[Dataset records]

>>

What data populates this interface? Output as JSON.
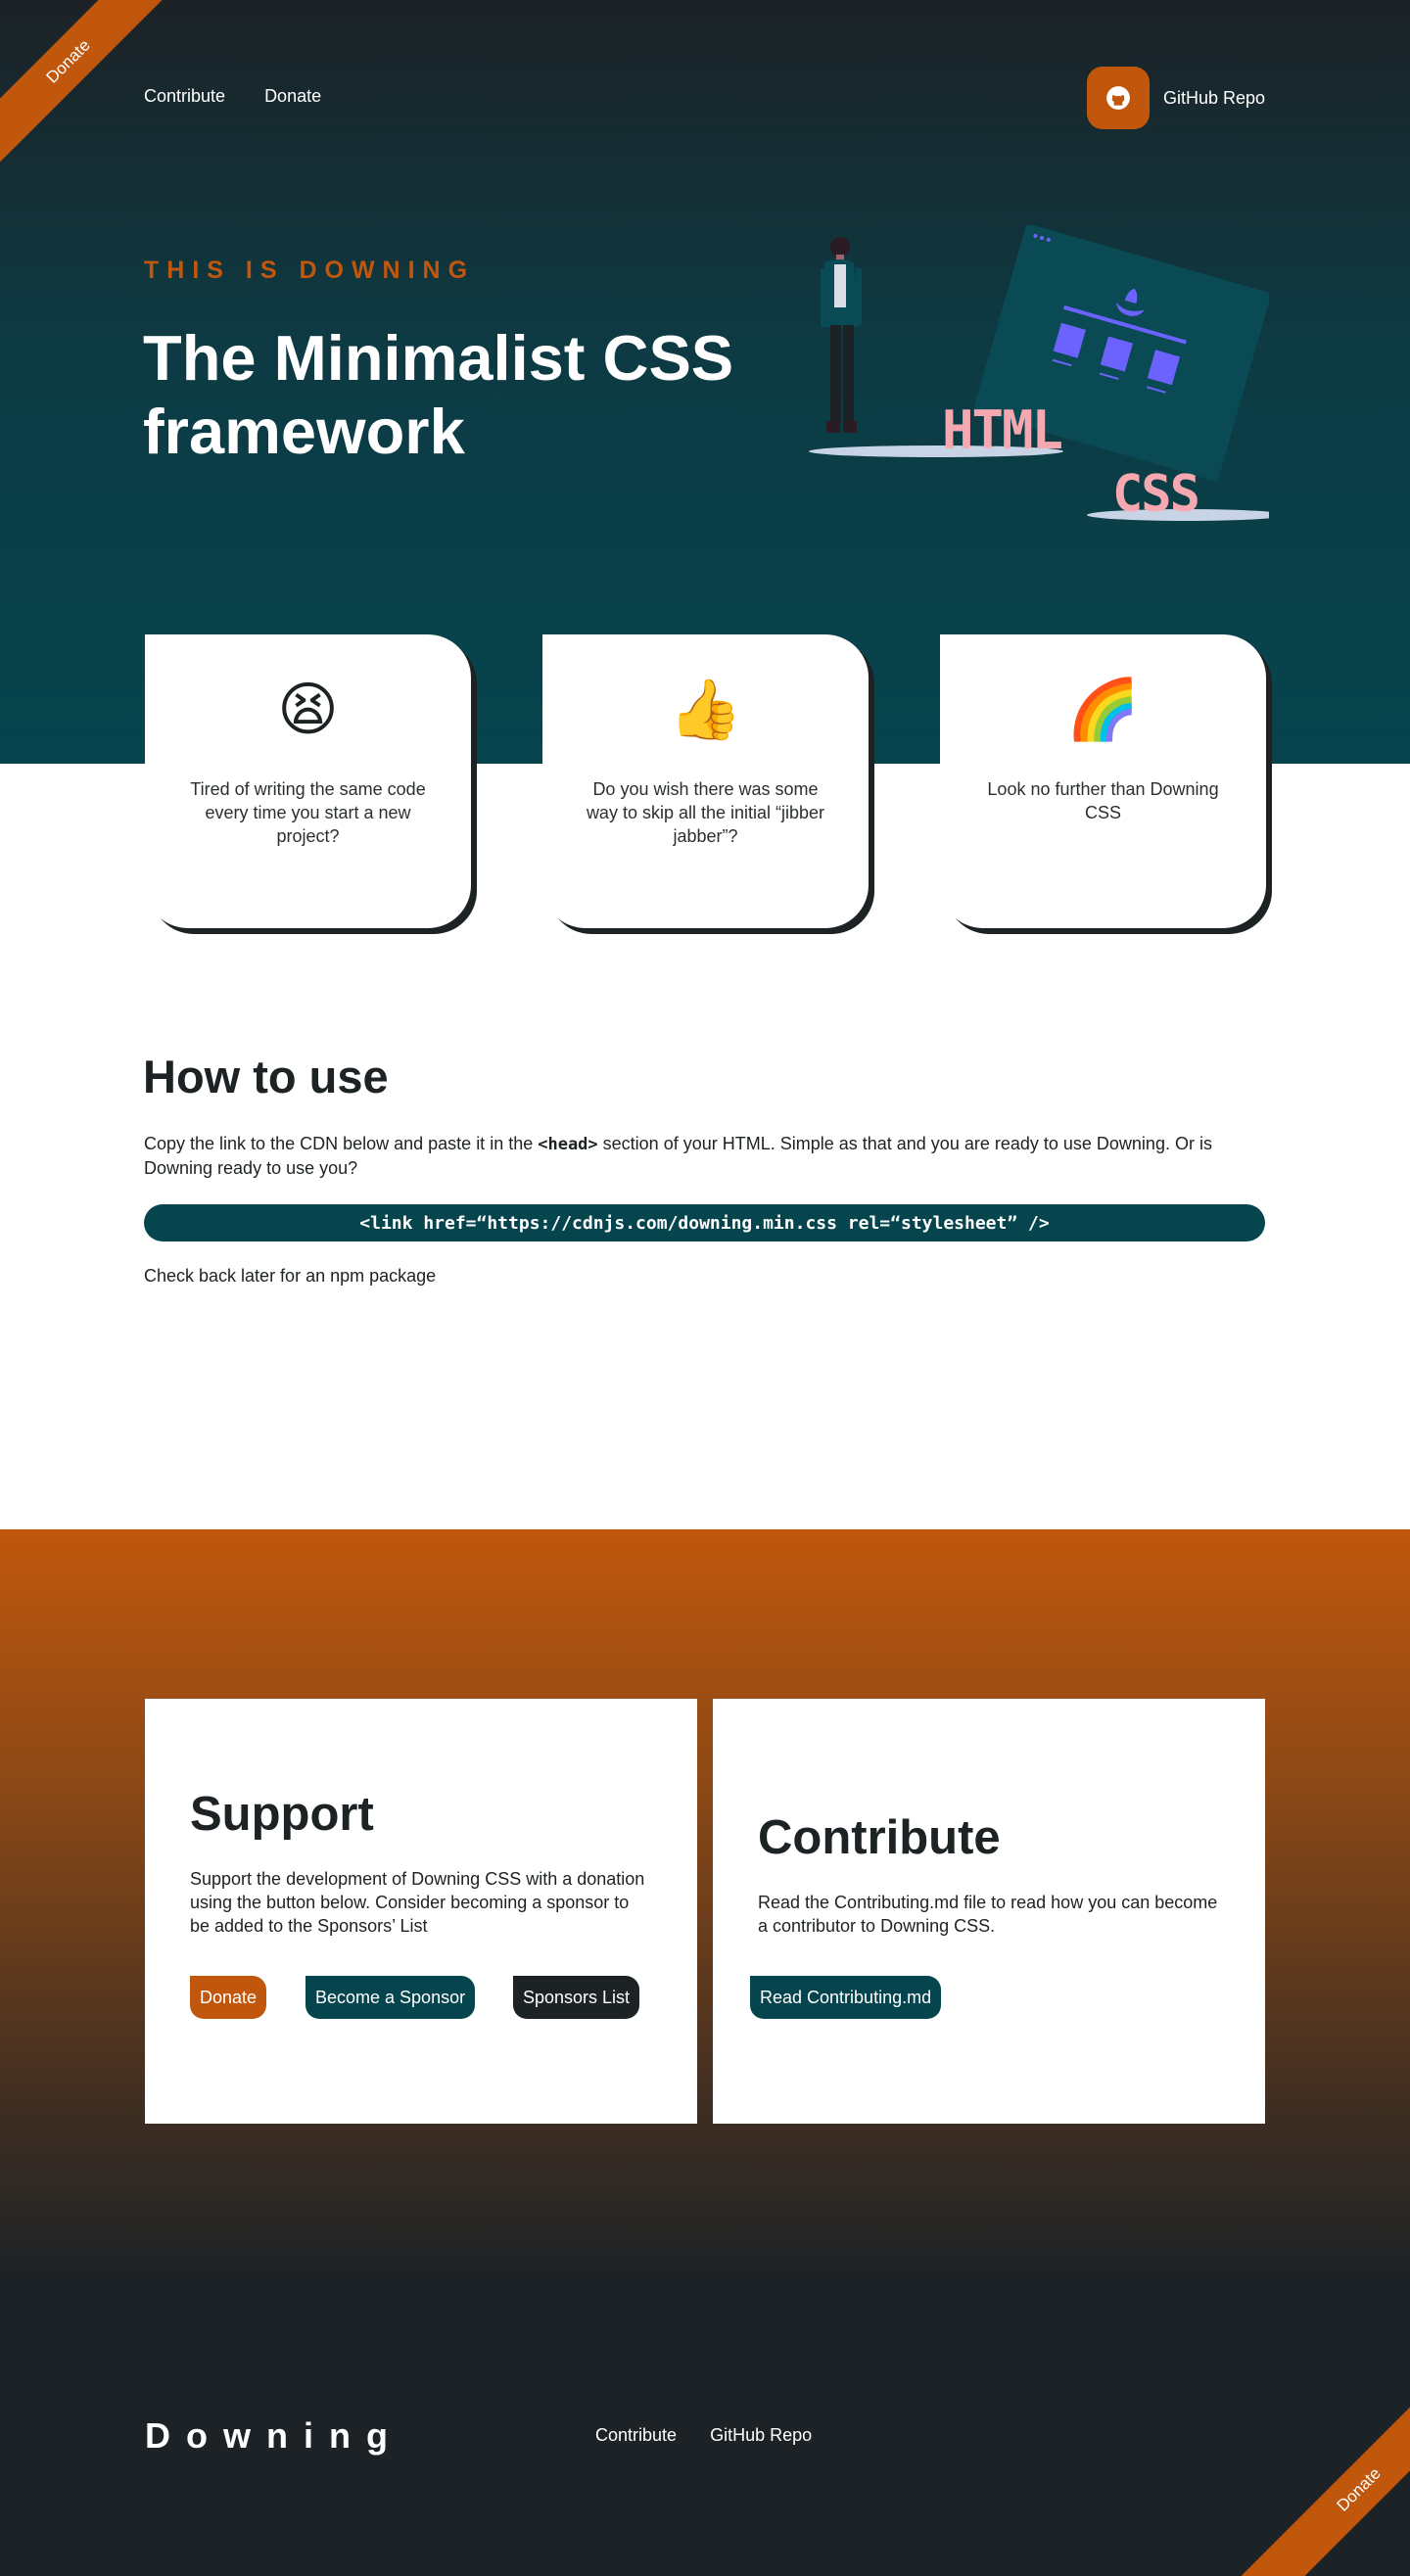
{
  "corner_ribbon_top": "Donate",
  "nav": {
    "items": [
      "Contribute",
      "Donate"
    ]
  },
  "github": {
    "label": "GitHub Repo",
    "icon": "github-icon"
  },
  "hero": {
    "eyebrow": "THIS IS DOWNING",
    "title": "The Minimalist CSS framework",
    "illustration": {
      "word_html": "HTML",
      "word_css": "CSS"
    }
  },
  "cards": [
    {
      "emoji": "😫",
      "icon": "tired-face-icon",
      "text": "Tired of writing the same code every time you  start a new project?"
    },
    {
      "emoji": "👍",
      "icon": "thumbs-up-icon",
      "text": "Do you wish there was some way to skip all the initial “jibber jabber”?"
    },
    {
      "emoji": "🌈",
      "icon": "rainbow-icon",
      "text": "Look no further than Downing CSS"
    }
  ],
  "howto": {
    "title": "How to use",
    "text_before": "Copy the link to the CDN below and paste it in the ",
    "text_code": "<head>",
    "text_after": " section of your HTML. Simple as that and you are ready to use Downing. Or is Downing ready to use you?",
    "cdn": "<link href=“https://cdnjs.com/downing.min.css rel=“stylesheet” />",
    "npm_note": "Check back later for an npm package"
  },
  "support": {
    "title": "Support",
    "text": "Support the development of Downing CSS with a donation using the button below. Consider becoming a sponsor to be added to the Sponsors’ List",
    "buttons": [
      "Donate",
      "Become a Sponsor",
      "Sponsors List"
    ]
  },
  "contribute": {
    "title": "Contribute",
    "text": "Read the Contributing.md file to read how you can become a contributor to Downing CSS.",
    "button": "Read Contributing.md"
  },
  "footer": {
    "logo": "Downing",
    "links": [
      "Contribute",
      "GitHub Repo"
    ],
    "corner_ribbon": "Donate"
  },
  "colors": {
    "orange": "#c0570d",
    "teal": "#06454e",
    "dark": "#1d2224",
    "pink": "#f6a8b0",
    "purple": "#6c63ff"
  }
}
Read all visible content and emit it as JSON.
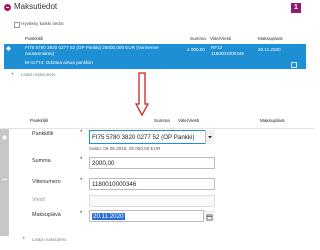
{
  "top": {
    "title": "Maksutiedot",
    "badge": "1",
    "accept_label": "Hyväksy kaikki tiedot",
    "columns": {
      "payee": "Pankkitili",
      "amount": "Summa",
      "ref": "Viite/Viesti",
      "date": "Maksupäivä"
    },
    "row": {
      "account_line1": "FI75 5780 3820 0277 52 (OP Pankki) 25000,000 EUR (Varmenne",
      "account_line2": "noutanmaksu)",
      "message": "M-41774: Odottaa airtua pankkiin",
      "amount": "4 000,00",
      "ref_line1": "RF13",
      "ref_line2": "1180001000346",
      "date": "20.11.2020"
    },
    "add_label": "Lisää maksutieto"
  },
  "bottom": {
    "columns": {
      "payee": "Pankkitili",
      "amount": "Summa",
      "ref": "Viite/Viesti",
      "date": "Maksupäivä"
    },
    "fields": {
      "account_label": "Pankkitili",
      "account_value": "FI75 5780 3820 0277 52 (OP Pankki)",
      "balance_note": "Saldo: 06.06.2019, 25 000,00 EUR",
      "amount_label": "Summa",
      "amount_value": "2000,00",
      "ref_label": "Viitenumero",
      "ref_value": "1180010000346",
      "message_label": "Viesti",
      "message_value": "",
      "date_label": "Maksupäivä",
      "date_value": "20.11.2020"
    },
    "required_mark": "*",
    "add_label": "Lisää maksutieto"
  }
}
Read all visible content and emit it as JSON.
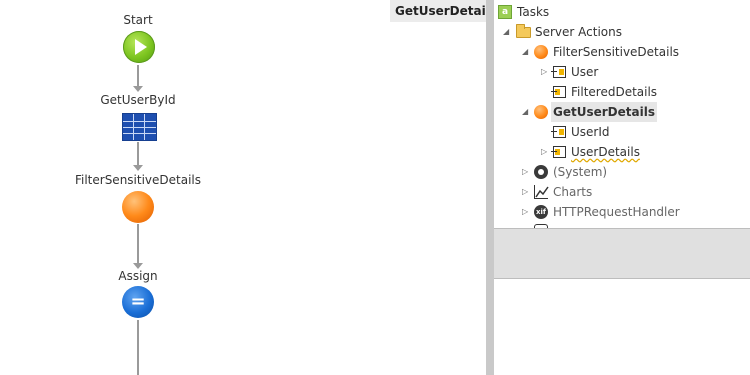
{
  "editor": {
    "tab_title": "GetUserDetails"
  },
  "flow": {
    "nodes": [
      {
        "label": "Start",
        "type": "start",
        "icon": "play-icon"
      },
      {
        "label": "GetUserById",
        "type": "aggregate",
        "icon": "aggregate-table-icon"
      },
      {
        "label": "FilterSensitiveDetails",
        "type": "server-action",
        "icon": "server-action-icon"
      },
      {
        "label": "Assign",
        "type": "assign",
        "icon": "assign-icon"
      }
    ]
  },
  "tree": {
    "items": [
      {
        "label": "Tasks",
        "icon": "tasks-icon",
        "expander": ""
      },
      {
        "label": "Server Actions",
        "icon": "folder-icon",
        "expander": "expanded"
      },
      {
        "label": "FilterSensitiveDetails",
        "icon": "server-action-icon",
        "expander": "expanded"
      },
      {
        "label": "User",
        "icon": "input-parameter-icon",
        "expander": "collapsed"
      },
      {
        "label": "FilteredDetails",
        "icon": "output-parameter-icon",
        "expander": ""
      },
      {
        "label": "GetUserDetails",
        "icon": "server-action-icon",
        "expander": "expanded",
        "selected": true
      },
      {
        "label": "UserId",
        "icon": "input-parameter-icon",
        "expander": ""
      },
      {
        "label": "UserDetails",
        "icon": "output-parameter-icon",
        "expander": "collapsed",
        "warning": true
      },
      {
        "label": "(System)",
        "icon": "system-module-icon",
        "expander": "collapsed"
      },
      {
        "label": "Charts",
        "icon": "charts-module-icon",
        "expander": "collapsed"
      },
      {
        "label": "HTTPRequestHandler",
        "icon": "xif-module-icon",
        "expander": "collapsed"
      }
    ]
  },
  "colors": {
    "start": "#7cc41f",
    "server_action": "#ff8a1a",
    "assign": "#1a6ed6",
    "aggregate": "#1e4fb0",
    "selection": "#e6e6e6"
  }
}
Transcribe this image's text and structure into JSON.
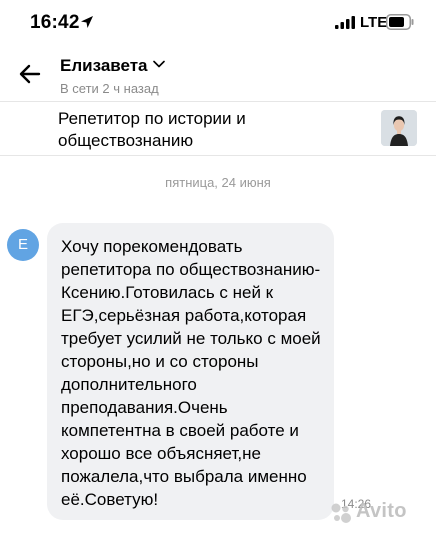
{
  "status_bar": {
    "time": "16:42",
    "network": "LTE",
    "icons": [
      "location-arrow-icon",
      "signal-icon",
      "battery-icon"
    ]
  },
  "header": {
    "back_icon": "arrow-left-icon",
    "contact_name": "Елизавета",
    "contact_status": "В сети 2 ч назад",
    "chevron_icon": "chevron-down-icon"
  },
  "ad": {
    "title": "Репетитор по истории и обществознанию",
    "thumbnail": "ad-photo"
  },
  "chat": {
    "date_separator": "пятница, 24 июня",
    "messages": [
      {
        "avatar_initial": "Е",
        "text": "Хочу порекомендовать\nрепетитора по обществознанию-\nКсению.Готовилась с ней к\nЕГЭ,серьёзная работа,которая\nтребует усилий не только с моей\nстороны,но и со стороны\nдополнительного\nпреподавания.Очень\nкомпетентна в своей работе и\nхорошо все объясняет,не\nпожалела,что выбрала именно\nеё.Советую!",
        "time": "14:26"
      }
    ]
  },
  "watermark": {
    "text": "Avito"
  },
  "colors": {
    "avatar_bg": "#61a4e3",
    "bubble_bg": "#f0f1f3",
    "muted_text": "#8a8a8a",
    "divider": "#e6e6e6"
  }
}
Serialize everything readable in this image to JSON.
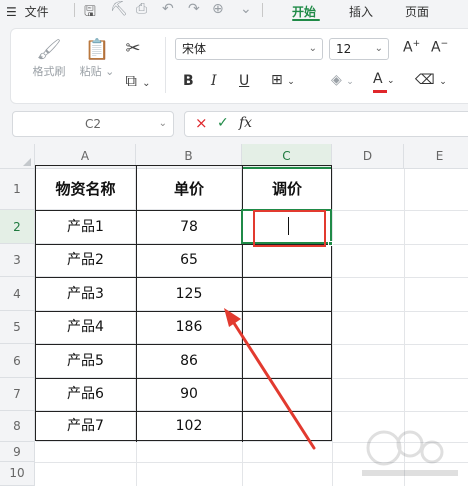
{
  "menubar": {
    "menu_icon": "☰",
    "file": "文件",
    "tabs": [
      "开始",
      "插入",
      "页面"
    ],
    "active_tab": "开始"
  },
  "ribbon": {
    "format_painter": "格式刷",
    "paste": "粘贴",
    "font_name": "宋体",
    "font_size": "12",
    "bold": "B",
    "italic": "I",
    "underline": "U",
    "font_color_glyph": "A",
    "font_color": "#e0262b"
  },
  "formula_bar": {
    "name_box": "C2",
    "cancel": "×",
    "confirm": "✓",
    "fx": "fx"
  },
  "sheet": {
    "columns": [
      "A",
      "B",
      "C",
      "D",
      "E"
    ],
    "rows": [
      "1",
      "2",
      "3",
      "4",
      "5",
      "6",
      "7",
      "8",
      "9",
      "10"
    ],
    "headers": {
      "a": "物资名称",
      "b": "单价",
      "c": "调价"
    },
    "items": [
      {
        "name": "产品1",
        "price": "78"
      },
      {
        "name": "产品2",
        "price": "65"
      },
      {
        "name": "产品3",
        "price": "125"
      },
      {
        "name": "产品4",
        "price": "186"
      },
      {
        "name": "产品5",
        "price": "86"
      },
      {
        "name": "产品6",
        "price": "90"
      },
      {
        "name": "产品7",
        "price": "102"
      }
    ],
    "active_cell": "C2"
  },
  "colors": {
    "accent": "#1f8a47",
    "annotation": "#e23a2f"
  }
}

<<

STATED PROBLEM:
Report the number of lines in the entries above that include the string "below". Give nothing but the number.

EXERCISE SOLUTION:
2